[PROBLEM TO SOLVE]
Show every line where "this" occurs.

━━ TASK INPUT

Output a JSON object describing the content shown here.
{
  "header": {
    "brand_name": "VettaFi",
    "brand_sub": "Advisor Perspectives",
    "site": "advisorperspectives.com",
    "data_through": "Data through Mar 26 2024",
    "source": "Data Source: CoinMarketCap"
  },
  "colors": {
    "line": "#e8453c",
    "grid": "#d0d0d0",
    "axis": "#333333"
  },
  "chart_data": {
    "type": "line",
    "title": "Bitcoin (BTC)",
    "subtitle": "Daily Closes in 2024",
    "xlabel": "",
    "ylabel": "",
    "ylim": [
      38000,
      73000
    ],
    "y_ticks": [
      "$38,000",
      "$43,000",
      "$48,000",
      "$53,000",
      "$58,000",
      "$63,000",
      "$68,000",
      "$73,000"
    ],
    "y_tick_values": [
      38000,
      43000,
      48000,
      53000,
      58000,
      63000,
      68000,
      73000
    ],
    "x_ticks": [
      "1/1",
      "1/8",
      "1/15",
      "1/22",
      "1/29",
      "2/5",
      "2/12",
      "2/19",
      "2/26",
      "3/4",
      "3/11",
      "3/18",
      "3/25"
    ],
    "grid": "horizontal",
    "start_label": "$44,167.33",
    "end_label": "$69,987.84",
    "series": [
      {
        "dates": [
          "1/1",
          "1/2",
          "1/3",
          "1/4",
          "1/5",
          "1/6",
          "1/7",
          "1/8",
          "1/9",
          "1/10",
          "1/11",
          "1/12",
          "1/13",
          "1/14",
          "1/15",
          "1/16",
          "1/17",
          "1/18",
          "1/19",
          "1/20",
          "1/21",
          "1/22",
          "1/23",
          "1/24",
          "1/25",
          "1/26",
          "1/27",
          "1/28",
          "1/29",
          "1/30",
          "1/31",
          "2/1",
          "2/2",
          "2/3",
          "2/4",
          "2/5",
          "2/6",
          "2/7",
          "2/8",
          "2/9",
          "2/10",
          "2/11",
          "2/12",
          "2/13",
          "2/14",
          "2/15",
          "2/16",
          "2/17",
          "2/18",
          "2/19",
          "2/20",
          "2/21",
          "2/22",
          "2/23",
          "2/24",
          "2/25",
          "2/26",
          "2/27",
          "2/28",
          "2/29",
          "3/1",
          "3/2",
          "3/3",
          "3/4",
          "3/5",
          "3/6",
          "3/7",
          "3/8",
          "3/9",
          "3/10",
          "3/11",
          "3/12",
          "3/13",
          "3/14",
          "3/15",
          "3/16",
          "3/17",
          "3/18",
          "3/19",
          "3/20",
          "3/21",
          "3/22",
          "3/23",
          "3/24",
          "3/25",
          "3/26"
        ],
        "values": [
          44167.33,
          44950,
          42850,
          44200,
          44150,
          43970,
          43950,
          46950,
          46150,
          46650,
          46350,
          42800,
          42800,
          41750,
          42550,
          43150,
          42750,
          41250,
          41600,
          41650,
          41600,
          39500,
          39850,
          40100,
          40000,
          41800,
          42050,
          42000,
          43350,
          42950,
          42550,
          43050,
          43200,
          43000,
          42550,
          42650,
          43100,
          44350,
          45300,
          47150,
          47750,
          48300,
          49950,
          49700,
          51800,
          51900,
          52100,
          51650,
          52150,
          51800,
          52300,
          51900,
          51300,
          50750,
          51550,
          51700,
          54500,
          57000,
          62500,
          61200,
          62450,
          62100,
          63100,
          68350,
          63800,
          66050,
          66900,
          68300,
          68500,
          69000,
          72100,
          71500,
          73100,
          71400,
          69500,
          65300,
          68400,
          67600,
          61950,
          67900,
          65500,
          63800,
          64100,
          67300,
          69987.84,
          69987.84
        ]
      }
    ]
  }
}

━━━━
━━ TASK INPUT

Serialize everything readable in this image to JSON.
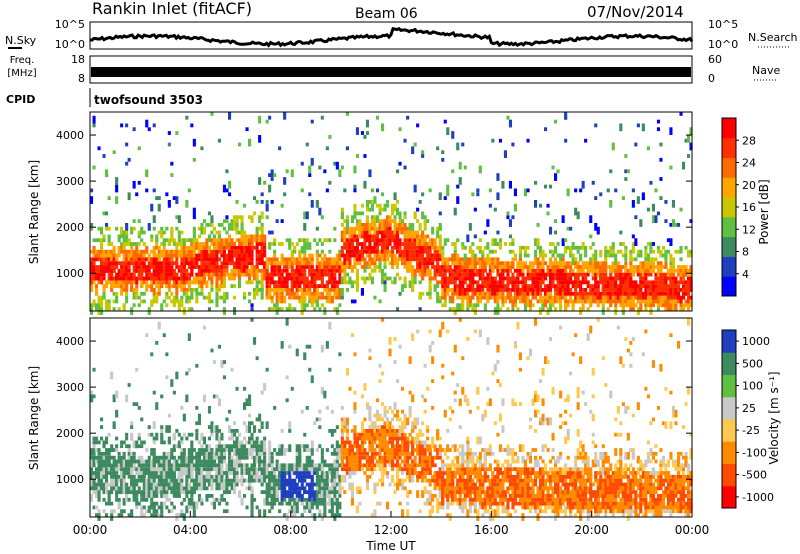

━━━━
━━ TASK INPUT

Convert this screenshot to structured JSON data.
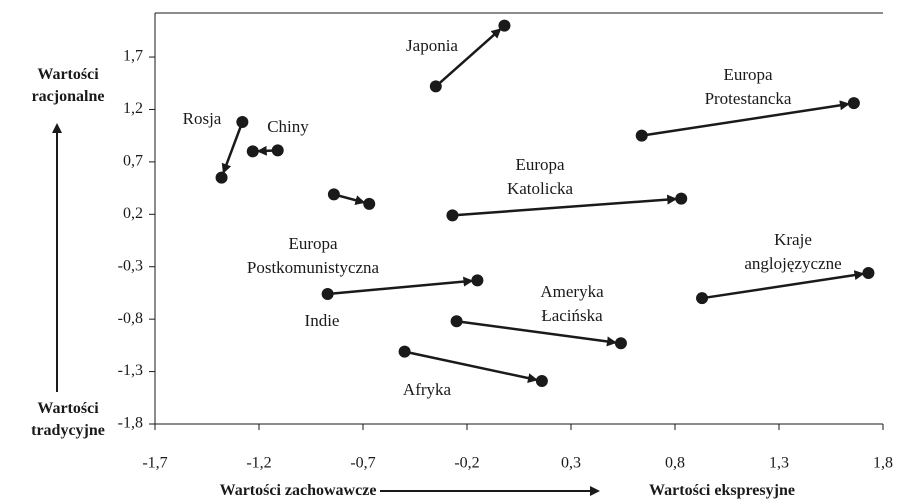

━━━━

[ANSWER IN FULL]
Serialize everything readable in this image to JSON.
Convert this screenshot to structured JSON data.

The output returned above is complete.